_ASSIGNMENT A_
In the coatings abstract, what was the lowest coefficient of friction observed, and under what conditions?
_ASSIGNMENT B_
List every composition ratio given in the coatings abstract, along with what each one describes.

=== DOCUMENT EXCERPT ===

A revised interpretation of the mechanisms governing low friction tribolayer formation in alloyed-TMD self-lubricating coatings

Enhanced Tribological Performance of Low-Friction Nanocomposite WSexSy/NP-W Coatings Prepared by Reactive PLD

A novel laser-based method for producing nanocomposite coatings consisting of a tungsten sulfoselenide (WSe_xS_y) matrix and W nanoparticles (NP-W) was developed. Pulsed laser ablation of WSe₂ was carried out in H₂S gas under appropriate laser fluence and reactive gas pressure. It was found that moderate sulfur doping (S/Se ~0.2-0.3) leads to significant improvement in the tribological properties of WSe_xS_y/NP-W coatings at room temperature. Changes in the coatings during tribotesting depended on the load on the counter body. The lowest coefficient of friction (~0.02) with a high wear resistance was observed in a N₂ environment at an increased load (5 N), resulting from certain structural and chemical changes in the coatings. A tribofilm with a layered atomic packing was observed in the surface layer of the coating. The incorporation of nanoparticles into the coating increased its hardness, which may have influenced the formation of the tribofilm. The initial matrix composition, which had a higher content of chalcogen atoms ((Se + S)/W~2.6-3.5), was altered in the tribofilm to a composition close to the stoichiometric one ((Se + S)/W~1.9). W nanoparticles were ground and retained under the tribofilm, which impacted the effective contact area with the counter body. Changes in the tribotesting conditions-lowering the temperature in a N₂ environment-resulted in considerable deterioration of the tribological properties of these coatings. Only coating with a higher S content that was obtained at increased H₂S pressure exhibited remarkable wear resistance and a low coefficient of friction, measuring 0.06, even under complicated conditions.

=== SUPPLIED DATA ===

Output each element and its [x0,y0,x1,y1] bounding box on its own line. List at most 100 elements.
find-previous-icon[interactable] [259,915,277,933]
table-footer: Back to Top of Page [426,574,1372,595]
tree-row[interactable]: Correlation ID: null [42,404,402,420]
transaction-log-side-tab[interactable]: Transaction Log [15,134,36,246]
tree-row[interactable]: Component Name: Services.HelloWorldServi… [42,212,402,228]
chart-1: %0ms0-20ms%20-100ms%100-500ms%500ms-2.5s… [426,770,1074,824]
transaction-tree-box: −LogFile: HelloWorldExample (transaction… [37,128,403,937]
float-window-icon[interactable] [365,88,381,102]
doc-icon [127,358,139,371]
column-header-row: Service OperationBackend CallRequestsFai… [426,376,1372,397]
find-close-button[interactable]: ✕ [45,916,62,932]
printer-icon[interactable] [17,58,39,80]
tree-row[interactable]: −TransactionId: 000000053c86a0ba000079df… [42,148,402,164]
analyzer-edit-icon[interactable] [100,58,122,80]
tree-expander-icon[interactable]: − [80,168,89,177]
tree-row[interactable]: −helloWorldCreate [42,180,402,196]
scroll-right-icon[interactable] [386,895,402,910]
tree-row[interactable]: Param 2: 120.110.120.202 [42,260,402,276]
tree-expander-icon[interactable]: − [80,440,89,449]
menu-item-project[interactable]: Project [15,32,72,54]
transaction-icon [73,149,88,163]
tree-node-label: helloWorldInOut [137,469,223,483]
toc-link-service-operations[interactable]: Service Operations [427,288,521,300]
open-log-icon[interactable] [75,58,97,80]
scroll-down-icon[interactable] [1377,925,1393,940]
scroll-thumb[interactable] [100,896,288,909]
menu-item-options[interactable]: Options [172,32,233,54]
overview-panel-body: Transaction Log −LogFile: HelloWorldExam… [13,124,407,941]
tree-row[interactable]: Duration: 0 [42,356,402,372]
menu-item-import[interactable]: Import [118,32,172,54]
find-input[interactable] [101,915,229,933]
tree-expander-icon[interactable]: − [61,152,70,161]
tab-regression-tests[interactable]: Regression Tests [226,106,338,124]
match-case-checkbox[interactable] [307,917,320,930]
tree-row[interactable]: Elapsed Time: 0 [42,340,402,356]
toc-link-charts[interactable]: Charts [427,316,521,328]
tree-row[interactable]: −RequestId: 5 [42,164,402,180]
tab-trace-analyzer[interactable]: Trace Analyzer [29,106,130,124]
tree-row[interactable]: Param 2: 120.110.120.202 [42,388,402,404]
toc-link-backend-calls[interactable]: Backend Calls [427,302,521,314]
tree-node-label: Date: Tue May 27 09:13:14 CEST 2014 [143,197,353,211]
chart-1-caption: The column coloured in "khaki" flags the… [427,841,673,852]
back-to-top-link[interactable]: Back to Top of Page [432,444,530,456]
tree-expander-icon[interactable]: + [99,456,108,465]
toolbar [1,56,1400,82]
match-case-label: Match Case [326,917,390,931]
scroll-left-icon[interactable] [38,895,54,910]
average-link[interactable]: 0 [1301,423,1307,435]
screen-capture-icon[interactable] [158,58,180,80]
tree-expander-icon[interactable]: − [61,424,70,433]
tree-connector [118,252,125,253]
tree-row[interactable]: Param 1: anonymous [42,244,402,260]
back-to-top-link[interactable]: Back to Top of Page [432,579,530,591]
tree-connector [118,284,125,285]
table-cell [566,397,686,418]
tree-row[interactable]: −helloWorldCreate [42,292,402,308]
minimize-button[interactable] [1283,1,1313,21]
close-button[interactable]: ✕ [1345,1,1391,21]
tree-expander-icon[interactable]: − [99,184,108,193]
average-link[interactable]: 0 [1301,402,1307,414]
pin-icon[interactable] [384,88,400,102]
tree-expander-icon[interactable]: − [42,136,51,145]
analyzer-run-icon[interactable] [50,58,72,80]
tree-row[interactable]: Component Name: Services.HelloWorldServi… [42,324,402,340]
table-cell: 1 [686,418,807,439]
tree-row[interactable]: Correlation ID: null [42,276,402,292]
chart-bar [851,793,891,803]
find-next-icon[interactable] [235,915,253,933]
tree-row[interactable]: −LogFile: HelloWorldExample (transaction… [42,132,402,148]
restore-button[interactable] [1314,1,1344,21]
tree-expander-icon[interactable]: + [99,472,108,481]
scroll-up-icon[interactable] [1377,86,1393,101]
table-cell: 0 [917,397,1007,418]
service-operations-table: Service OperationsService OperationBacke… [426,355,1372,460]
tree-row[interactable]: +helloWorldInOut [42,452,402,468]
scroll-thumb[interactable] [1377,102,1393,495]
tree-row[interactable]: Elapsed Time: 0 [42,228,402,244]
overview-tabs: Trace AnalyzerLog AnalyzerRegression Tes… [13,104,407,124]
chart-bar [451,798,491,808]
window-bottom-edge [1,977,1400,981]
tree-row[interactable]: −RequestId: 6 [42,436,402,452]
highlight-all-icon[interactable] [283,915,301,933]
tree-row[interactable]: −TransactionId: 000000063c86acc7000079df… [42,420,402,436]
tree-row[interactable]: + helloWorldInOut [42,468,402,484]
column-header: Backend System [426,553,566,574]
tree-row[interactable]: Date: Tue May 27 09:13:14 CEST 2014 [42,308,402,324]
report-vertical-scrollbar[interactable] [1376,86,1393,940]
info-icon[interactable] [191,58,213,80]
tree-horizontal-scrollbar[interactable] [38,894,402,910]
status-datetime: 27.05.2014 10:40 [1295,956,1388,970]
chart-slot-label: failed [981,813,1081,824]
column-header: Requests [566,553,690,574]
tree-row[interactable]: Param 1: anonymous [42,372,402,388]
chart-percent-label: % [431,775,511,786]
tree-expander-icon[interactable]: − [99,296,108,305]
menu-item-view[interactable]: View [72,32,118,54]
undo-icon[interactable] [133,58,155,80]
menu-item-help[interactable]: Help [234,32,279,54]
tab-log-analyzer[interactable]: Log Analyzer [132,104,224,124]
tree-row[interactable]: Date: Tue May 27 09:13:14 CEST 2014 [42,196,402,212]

===

_REPLY A_
About 0.02, in a N₂ environment at an increased load of 5 N.

_REPLY B_
- S/Se ~0.2-0.3: moderate sulfur doping that improves tribological properties at room temperature
- (Se + S)/W ~2.6-3.5: initial matrix composition
- (Se + S)/W ~1.9: composition in the tribofilm, close to stoichiometric